Repeat the records exactly. Every line must match.

======== DATA FOR THIS EXERCISE ========

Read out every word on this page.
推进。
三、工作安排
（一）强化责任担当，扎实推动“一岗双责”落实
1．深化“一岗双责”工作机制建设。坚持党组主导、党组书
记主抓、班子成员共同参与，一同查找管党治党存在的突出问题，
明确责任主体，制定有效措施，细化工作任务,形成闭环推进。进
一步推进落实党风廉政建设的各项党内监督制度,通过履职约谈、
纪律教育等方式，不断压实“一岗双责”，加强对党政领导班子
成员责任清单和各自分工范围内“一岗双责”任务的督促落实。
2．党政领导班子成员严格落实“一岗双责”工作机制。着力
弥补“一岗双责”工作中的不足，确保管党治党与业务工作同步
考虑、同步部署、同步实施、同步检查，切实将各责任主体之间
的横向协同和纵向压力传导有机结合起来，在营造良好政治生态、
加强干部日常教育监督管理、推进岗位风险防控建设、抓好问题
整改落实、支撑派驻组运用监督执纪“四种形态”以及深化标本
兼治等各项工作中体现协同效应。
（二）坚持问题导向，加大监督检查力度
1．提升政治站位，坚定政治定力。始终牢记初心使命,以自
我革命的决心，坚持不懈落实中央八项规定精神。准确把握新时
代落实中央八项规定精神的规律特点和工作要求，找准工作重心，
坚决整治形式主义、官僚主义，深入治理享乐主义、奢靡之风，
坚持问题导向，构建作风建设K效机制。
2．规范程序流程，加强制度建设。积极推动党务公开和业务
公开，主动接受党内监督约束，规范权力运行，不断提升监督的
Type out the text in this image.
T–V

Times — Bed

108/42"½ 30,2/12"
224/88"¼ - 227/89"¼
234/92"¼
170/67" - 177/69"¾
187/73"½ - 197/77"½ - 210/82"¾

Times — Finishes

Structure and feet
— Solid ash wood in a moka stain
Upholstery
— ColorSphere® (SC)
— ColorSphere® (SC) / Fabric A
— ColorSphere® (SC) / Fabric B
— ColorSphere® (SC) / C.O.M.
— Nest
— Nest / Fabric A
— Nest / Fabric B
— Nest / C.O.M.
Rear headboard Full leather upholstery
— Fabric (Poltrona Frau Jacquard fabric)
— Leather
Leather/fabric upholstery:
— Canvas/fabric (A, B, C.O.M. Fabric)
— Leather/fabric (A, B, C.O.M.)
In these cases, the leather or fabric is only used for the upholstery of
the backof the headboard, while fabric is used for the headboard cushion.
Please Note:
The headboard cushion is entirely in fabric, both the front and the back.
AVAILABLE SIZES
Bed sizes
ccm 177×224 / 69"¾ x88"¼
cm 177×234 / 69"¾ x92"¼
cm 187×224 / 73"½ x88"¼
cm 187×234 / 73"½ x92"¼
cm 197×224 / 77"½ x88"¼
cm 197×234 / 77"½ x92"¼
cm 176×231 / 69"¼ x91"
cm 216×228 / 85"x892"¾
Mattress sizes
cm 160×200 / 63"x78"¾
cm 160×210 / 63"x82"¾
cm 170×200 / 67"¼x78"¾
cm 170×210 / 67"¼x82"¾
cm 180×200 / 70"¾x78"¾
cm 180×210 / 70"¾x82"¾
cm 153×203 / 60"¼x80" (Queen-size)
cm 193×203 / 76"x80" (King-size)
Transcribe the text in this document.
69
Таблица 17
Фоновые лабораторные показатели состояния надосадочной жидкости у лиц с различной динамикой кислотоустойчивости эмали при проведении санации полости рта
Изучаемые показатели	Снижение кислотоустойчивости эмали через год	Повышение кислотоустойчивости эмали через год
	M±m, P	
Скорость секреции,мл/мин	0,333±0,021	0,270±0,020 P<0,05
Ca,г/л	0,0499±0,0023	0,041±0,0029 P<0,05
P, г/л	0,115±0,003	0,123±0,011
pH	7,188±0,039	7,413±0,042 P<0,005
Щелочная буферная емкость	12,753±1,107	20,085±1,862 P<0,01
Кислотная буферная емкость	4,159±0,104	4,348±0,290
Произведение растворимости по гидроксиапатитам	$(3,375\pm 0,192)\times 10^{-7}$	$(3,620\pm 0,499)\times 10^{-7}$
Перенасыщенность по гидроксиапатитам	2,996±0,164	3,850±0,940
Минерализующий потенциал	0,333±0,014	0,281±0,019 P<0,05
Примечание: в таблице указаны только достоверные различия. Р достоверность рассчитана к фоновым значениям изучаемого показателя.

========

RESULT:
Read out every word on this page.
推进。
三、工作安排
（一）强化责任担当，扎实推动“一岗双责”落实
1．深化“一岗双责”工作机制建设。坚持党组主导、党组书
记主抓、班子成员共同参与，一同查找管党治党存在的突出问题，
明确责任主体，制定有效措施，细化工作任务,形成闭环推进。进
一步推进落实党风廉政建设的各项党内监督制度,通过履职约谈、
纪律教育等方式，不断压实“一岗双责”，加强对党政领导班子
成员责任清单和各自分工范围内“一岗双责”任务的督促落实。
2．党政领导班子成员严格落实“一岗双责”工作机制。着力
弥补“一岗双责”工作中的不足，确保管党治党与业务工作同步
考虑、同步部署、同步实施、同步检查，切实将各责任主体之间
的横向协同和纵向压力传导有机结合起来，在营造良好政治生态、
加强干部日常教育监督管理、推进岗位风险防控建设、抓好问题
整改落实、支撑派驻组运用监督执纪“四种形态”以及深化标本
兼治等各项工作中体现协同效应。
（二）坚持问题导向，加大监督检查力度
1．提升政治站位，坚定政治定力。始终牢记初心使命,以自
我革命的决心，坚持不懈落实中央八项规定精神。准确把握新时
代落实中央八项规定精神的规律特点和工作要求，找准工作重心，
坚决整治形式主义、官僚主义，深入治理享乐主义、奢靡之风，
坚持问题导向，构建作风建设K效机制。
2．规范程序流程，加强制度建设。积极推动党务公开和业务
公开，主动接受党内监督约束，规范权力运行，不断提升监督的
Type out the text in this image.
T–V

Times — Bed

108/42"½ 30,2/12"
224/88"¼ - 227/89"¼
234/92"¼
170/67" - 177/69"¾
187/73"½ - 197/77"½ - 210/82"¾

Times — Finishes

Structure and feet
— Solid ash wood in a moka stain
Upholstery
— ColorSphere® (SC)
— ColorSphere® (SC) / Fabric A
— ColorSphere® (SC) / Fabric B
— ColorSphere® (SC) / C.O.M.
— Nest
— Nest / Fabric A
— Nest / Fabric B
— Nest / C.O.M.
Rear headboard Full leather upholstery
— Fabric (Poltrona Frau Jacquard fabric)
— Leather
Leather/fabric upholstery:
— Canvas/fabric (A, B, C.O.M. Fabric)
— Leather/fabric (A, B, C.O.M.)
In these cases, the leather or fabric is only used for the upholstery of
the backof the headboard, while fabric is used for the headboard cushion.
Please Note:
The headboard cushion is entirely in fabric, both the front and the back.
AVAILABLE SIZES
Bed sizes
ccm 177×224 / 69"¾ x88"¼
cm 177×234 / 69"¾ x92"¼
cm 187×224 / 73"½ x88"¼
cm 187×234 / 73"½ x92"¼
cm 197×224 / 77"½ x88"¼
cm 197×234 / 77"½ x92"¼
cm 176×231 / 69"¼ x91"
cm 216×228 / 85"x892"¾
Mattress sizes
cm 160×200 / 63"x78"¾
cm 160×210 / 63"x82"¾
cm 170×200 / 67"¼x78"¾
cm 170×210 / 67"¼x82"¾
cm 180×200 / 70"¾x78"¾
cm 180×210 / 70"¾x82"¾
cm 153×203 / 60"¼x80" (Queen-size)
cm 193×203 / 76"x80" (King-size)
Transcribe the text in this document.
69
Таблица 17
Фоновые лабораторные показатели состояния надосадочной жидкости у лиц с различной динамикой кислотоустойчивости эмали при проведении санации полости рта
Изучаемые показатели	Снижение кислотоустойчивости эмали через год	Повышение кислотоустойчивости эмали через год
	M±m, P	
Скорость секреции,мл/мин	0,333±0,021	0,270±0,020 P<0,05
Ca,г/л	0,0499±0,0023	0,041±0,0029 P<0,05
P, г/л	0,115±0,003	0,123±0,011
pH	7,188±0,039	7,413±0,042 P<0,005
Щелочная буферная емкость	12,753±1,107	20,085±1,862 P<0,01
Кислотная буферная емкость	4,159±0,104	4,348±0,290
Произведение растворимости по гидроксиапатитам	$(3,375\pm 0,192)\times 10^{-7}$	$(3,620\pm 0,499)\times 10^{-7}$
Перенасыщенность по гидроксиапатитам	2,996±0,164	3,850±0,940
Минерализующий потенциал	0,333±0,014	0,281±0,019 P<0,05
Примечание: в таблице указаны только достоверные различия. Р достоверность рассчитана к фоновым значениям изучаемого показателя.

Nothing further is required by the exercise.